> [What you will do]
Reproduce the entries below in full, word for word.

> [Records supplied]
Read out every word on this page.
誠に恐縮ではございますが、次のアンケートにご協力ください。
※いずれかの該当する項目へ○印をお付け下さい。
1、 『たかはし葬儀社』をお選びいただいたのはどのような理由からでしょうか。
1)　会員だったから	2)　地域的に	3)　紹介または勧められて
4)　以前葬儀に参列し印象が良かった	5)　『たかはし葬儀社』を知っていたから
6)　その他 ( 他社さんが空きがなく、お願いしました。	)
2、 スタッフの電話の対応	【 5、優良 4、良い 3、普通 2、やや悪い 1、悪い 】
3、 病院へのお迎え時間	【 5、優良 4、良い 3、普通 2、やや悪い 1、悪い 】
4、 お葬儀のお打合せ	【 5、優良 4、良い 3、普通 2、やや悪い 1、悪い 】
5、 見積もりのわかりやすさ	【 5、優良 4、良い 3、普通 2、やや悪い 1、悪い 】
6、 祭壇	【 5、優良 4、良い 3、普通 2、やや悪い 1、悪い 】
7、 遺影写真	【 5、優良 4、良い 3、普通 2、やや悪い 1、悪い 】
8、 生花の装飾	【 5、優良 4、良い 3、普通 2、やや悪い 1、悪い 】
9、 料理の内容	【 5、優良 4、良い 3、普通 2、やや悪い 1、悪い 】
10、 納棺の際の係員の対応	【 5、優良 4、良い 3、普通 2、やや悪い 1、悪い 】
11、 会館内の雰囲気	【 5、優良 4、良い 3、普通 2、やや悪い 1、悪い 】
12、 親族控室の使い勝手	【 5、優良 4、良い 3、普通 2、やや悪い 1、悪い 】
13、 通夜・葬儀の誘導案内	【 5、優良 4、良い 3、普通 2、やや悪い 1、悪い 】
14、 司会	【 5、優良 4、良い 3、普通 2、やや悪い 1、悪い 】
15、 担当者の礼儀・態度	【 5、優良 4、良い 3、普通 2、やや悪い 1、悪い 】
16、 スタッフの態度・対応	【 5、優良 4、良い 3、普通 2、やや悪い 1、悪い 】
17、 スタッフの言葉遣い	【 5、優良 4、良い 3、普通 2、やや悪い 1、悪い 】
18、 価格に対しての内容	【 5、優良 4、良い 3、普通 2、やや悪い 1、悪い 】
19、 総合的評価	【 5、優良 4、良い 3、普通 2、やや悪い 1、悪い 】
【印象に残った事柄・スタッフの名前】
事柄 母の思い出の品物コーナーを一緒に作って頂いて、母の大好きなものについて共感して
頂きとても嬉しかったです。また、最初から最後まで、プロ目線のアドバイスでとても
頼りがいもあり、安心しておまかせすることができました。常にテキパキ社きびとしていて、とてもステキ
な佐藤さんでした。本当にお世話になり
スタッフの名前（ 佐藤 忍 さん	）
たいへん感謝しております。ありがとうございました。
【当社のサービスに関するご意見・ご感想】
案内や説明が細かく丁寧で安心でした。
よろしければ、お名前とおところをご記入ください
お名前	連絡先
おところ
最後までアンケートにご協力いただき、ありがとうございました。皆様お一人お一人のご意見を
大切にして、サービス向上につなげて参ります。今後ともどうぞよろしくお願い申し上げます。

> [Final result]
Read out every word on this page.
誠に恐縮ではございますが、次のアンケートにご協力ください。
※いずれかの該当する項目へ○印をお付け下さい。
1、 『たかはし葬儀社』をお選びいただいたのはどのような理由からでしょうか。
1)　会員だったから	2)　地域的に	3)　紹介または勧められて
4)　以前葬儀に参列し印象が良かった	5)　『たかはし葬儀社』を知っていたから
6)　その他 ( 他社さんが空きがなく、お願いしました。	)
2、 スタッフの電話の対応	【 5、優良 4、良い 3、普通 2、やや悪い 1、悪い 】
3、 病院へのお迎え時間	【 5、優良 4、良い 3、普通 2、やや悪い 1、悪い 】
4、 お葬儀のお打合せ	【 5、優良 4、良い 3、普通 2、やや悪い 1、悪い 】
5、 見積もりのわかりやすさ	【 5、優良 4、良い 3、普通 2、やや悪い 1、悪い 】
6、 祭壇	【 5、優良 4、良い 3、普通 2、やや悪い 1、悪い 】
7、 遺影写真	【 5、優良 4、良い 3、普通 2、やや悪い 1、悪い 】
8、 生花の装飾	【 5、優良 4、良い 3、普通 2、やや悪い 1、悪い 】
9、 料理の内容	【 5、優良 4、良い 3、普通 2、やや悪い 1、悪い 】
10、 納棺の際の係員の対応	【 5、優良 4、良い 3、普通 2、やや悪い 1、悪い 】
11、 会館内の雰囲気	【 5、優良 4、良い 3、普通 2、やや悪い 1、悪い 】
12、 親族控室の使い勝手	【 5、優良 4、良い 3、普通 2、やや悪い 1、悪い 】
13、 通夜・葬儀の誘導案内	【 5、優良 4、良い 3、普通 2、やや悪い 1、悪い 】
14、 司会	【 5、優良 4、良い 3、普通 2、やや悪い 1、悪い 】
15、 担当者の礼儀・態度	【 5、優良 4、良い 3、普通 2、やや悪い 1、悪い 】
16、 スタッフの態度・対応	【 5、優良 4、良い 3、普通 2、やや悪い 1、悪い 】
17、 スタッフの言葉遣い	【 5、優良 4、良い 3、普通 2、やや悪い 1、悪い 】
18、 価格に対しての内容	【 5、優良 4、良い 3、普通 2、やや悪い 1、悪い 】
19、 総合的評価	【 5、優良 4、良い 3、普通 2、やや悪い 1、悪い 】
【印象に残った事柄・スタッフの名前】
事柄 母の思い出の品物コーナーを一緒に作って頂いて、母の大好きなものについて共感して
頂きとても嬉しかったです。また、最初から最後まで、プロ目線のアドバイスでとても
頼りがいもあり、安心しておまかせすることができました。常にテキパキ社きびとしていて、とてもステキ
な佐藤さんでした。本当にお世話になり
スタッフの名前（ 佐藤 忍 さん	）
たいへん感謝しております。ありがとうございました。
【当社のサービスに関するご意見・ご感想】
案内や説明が細かく丁寧で安心でした。
よろしければ、お名前とおところをご記入ください
お名前	連絡先
おところ
最後までアンケートにご協力いただき、ありがとうございました。皆様お一人お一人のご意見を
大切にして、サービス向上につなげて参ります。今後ともどうぞよろしくお願い申し上げます。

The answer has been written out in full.